Reproduce verbatim the lines of the data from the line with "n-label: N = bbox=[731, 140, 762, 161]" up to and including the line with "data-point-pink bbox=[656, 780, 674, 798]".

Data for this task =

-*-*-

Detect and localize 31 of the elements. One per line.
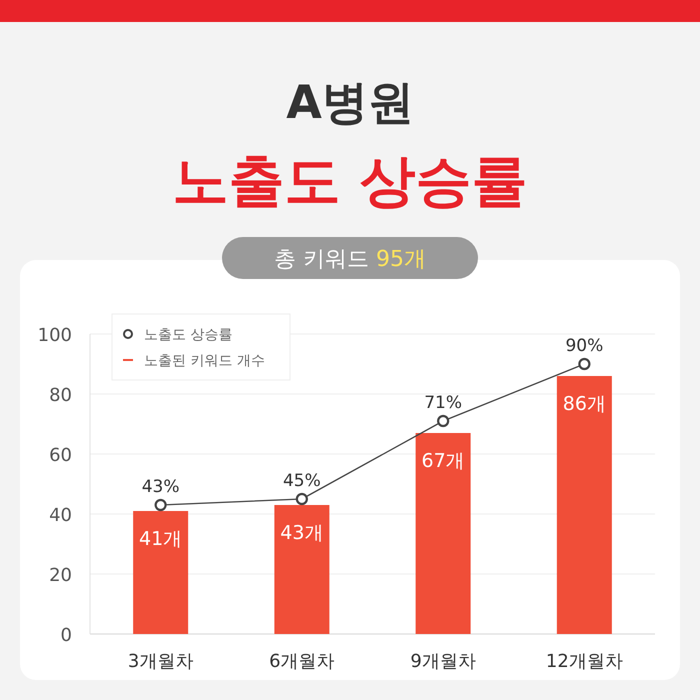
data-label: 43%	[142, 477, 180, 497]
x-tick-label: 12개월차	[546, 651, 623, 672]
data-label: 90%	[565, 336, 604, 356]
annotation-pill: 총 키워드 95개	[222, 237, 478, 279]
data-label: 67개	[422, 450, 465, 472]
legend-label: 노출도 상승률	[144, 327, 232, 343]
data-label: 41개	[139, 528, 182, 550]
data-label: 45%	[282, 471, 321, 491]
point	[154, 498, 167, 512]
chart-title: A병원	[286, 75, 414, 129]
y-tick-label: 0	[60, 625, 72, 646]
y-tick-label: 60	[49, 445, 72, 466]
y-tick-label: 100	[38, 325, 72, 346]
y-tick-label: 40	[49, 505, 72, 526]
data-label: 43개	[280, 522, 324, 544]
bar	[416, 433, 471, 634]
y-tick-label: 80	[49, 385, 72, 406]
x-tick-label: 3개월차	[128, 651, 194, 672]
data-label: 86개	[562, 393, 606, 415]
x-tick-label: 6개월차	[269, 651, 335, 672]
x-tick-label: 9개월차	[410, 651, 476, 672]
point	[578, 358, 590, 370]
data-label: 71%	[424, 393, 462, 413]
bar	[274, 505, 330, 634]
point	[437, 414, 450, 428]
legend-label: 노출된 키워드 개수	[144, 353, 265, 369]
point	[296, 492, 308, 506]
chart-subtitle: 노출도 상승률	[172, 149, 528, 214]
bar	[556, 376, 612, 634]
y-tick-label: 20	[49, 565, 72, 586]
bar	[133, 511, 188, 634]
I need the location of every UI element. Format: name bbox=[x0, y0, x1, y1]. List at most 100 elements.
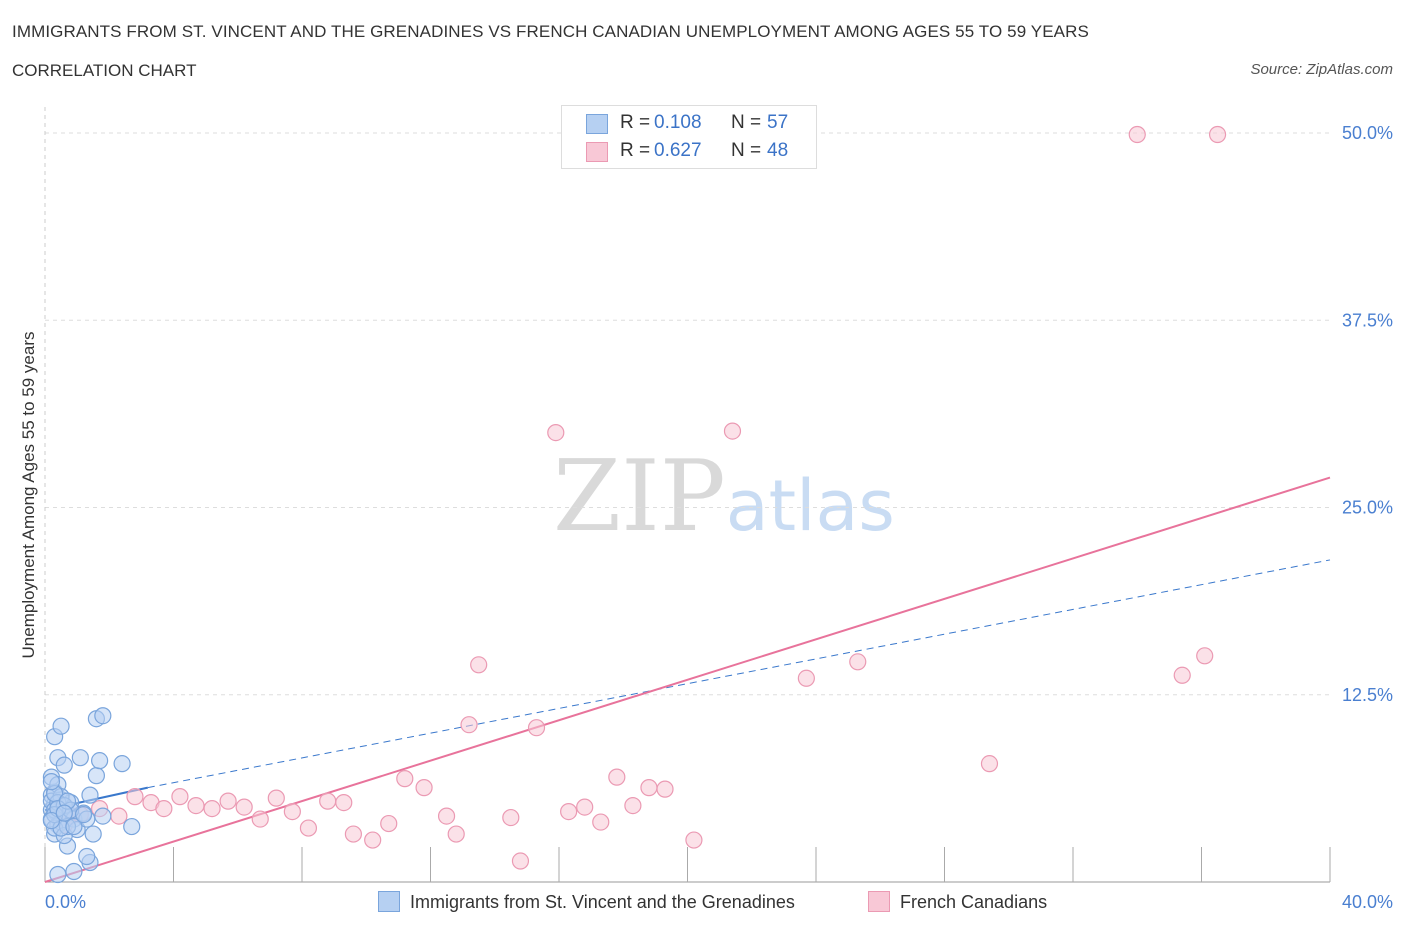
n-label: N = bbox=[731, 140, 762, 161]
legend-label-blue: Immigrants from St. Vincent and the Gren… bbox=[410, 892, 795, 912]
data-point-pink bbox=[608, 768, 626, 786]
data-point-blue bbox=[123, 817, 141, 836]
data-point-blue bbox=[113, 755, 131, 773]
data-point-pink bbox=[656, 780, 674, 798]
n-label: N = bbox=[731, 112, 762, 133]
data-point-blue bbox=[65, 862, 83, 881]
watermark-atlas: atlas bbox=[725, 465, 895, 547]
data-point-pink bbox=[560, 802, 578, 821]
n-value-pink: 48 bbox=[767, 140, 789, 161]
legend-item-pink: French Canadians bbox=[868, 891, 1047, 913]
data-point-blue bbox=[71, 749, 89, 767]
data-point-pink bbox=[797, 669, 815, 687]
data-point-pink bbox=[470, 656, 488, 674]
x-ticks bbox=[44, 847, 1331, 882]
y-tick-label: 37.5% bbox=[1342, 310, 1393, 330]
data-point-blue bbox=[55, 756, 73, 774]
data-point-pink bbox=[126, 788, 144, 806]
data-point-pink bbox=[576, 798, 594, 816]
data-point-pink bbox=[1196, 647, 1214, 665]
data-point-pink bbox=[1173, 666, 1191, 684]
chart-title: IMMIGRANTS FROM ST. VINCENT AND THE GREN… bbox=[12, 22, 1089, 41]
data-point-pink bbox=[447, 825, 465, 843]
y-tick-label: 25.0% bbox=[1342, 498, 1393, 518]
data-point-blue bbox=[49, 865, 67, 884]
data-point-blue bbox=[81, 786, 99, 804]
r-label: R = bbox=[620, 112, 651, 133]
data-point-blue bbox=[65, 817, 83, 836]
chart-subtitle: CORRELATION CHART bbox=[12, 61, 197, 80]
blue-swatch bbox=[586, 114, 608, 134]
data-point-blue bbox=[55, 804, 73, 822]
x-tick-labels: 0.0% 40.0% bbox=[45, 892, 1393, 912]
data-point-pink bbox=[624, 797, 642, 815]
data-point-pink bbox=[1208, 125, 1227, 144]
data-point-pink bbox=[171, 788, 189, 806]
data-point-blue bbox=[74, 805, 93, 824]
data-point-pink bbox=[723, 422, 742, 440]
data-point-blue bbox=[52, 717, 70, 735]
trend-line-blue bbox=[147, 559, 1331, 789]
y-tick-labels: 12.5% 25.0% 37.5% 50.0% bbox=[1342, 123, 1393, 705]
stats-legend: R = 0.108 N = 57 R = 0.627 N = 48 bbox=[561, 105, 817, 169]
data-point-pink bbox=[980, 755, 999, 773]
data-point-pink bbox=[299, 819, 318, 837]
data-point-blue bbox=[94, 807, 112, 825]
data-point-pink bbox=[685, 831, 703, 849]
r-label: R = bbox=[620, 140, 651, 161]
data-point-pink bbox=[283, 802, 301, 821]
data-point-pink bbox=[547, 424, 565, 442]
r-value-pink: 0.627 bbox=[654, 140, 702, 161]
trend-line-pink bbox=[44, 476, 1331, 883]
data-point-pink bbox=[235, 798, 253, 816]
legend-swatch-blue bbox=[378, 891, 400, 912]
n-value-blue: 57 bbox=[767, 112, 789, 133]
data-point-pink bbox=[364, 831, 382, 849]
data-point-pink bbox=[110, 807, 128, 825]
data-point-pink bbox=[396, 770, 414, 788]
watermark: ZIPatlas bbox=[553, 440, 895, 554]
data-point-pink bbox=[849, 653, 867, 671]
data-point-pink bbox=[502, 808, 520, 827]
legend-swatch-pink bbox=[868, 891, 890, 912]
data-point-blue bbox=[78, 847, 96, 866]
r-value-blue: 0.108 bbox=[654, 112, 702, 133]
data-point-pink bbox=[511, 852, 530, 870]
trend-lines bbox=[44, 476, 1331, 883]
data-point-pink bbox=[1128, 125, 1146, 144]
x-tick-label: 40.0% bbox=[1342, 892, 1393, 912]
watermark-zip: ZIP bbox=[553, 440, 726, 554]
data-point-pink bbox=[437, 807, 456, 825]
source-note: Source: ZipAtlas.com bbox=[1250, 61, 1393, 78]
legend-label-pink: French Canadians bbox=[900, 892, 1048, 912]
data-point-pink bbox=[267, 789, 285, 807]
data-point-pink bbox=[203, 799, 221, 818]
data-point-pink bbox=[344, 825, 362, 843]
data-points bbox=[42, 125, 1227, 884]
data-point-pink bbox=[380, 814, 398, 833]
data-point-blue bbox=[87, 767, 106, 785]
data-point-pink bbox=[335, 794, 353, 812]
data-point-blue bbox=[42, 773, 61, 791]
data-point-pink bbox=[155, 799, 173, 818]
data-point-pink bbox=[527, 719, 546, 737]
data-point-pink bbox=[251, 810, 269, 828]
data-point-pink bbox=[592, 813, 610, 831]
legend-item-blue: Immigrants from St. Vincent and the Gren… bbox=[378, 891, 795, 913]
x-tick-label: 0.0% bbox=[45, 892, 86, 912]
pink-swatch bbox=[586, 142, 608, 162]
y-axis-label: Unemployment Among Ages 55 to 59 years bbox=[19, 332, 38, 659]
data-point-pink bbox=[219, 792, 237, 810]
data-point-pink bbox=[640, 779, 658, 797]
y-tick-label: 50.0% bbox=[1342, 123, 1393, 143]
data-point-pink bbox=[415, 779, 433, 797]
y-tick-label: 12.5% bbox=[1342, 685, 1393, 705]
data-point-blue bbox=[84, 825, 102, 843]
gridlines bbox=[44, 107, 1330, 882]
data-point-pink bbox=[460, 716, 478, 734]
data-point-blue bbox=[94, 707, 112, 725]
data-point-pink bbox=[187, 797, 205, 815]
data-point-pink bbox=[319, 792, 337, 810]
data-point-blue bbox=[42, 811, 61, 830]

-*-*-

Finished exercise =
n-label: N = bbox=[731, 140, 762, 161]
legend-label-blue: Immigrants from St. Vincent and the Gren… bbox=[410, 892, 795, 912]
data-point-pink bbox=[608, 768, 626, 786]
data-point-blue bbox=[123, 817, 141, 836]
data-point-blue bbox=[113, 755, 131, 773]
data-point-pink bbox=[656, 780, 674, 798]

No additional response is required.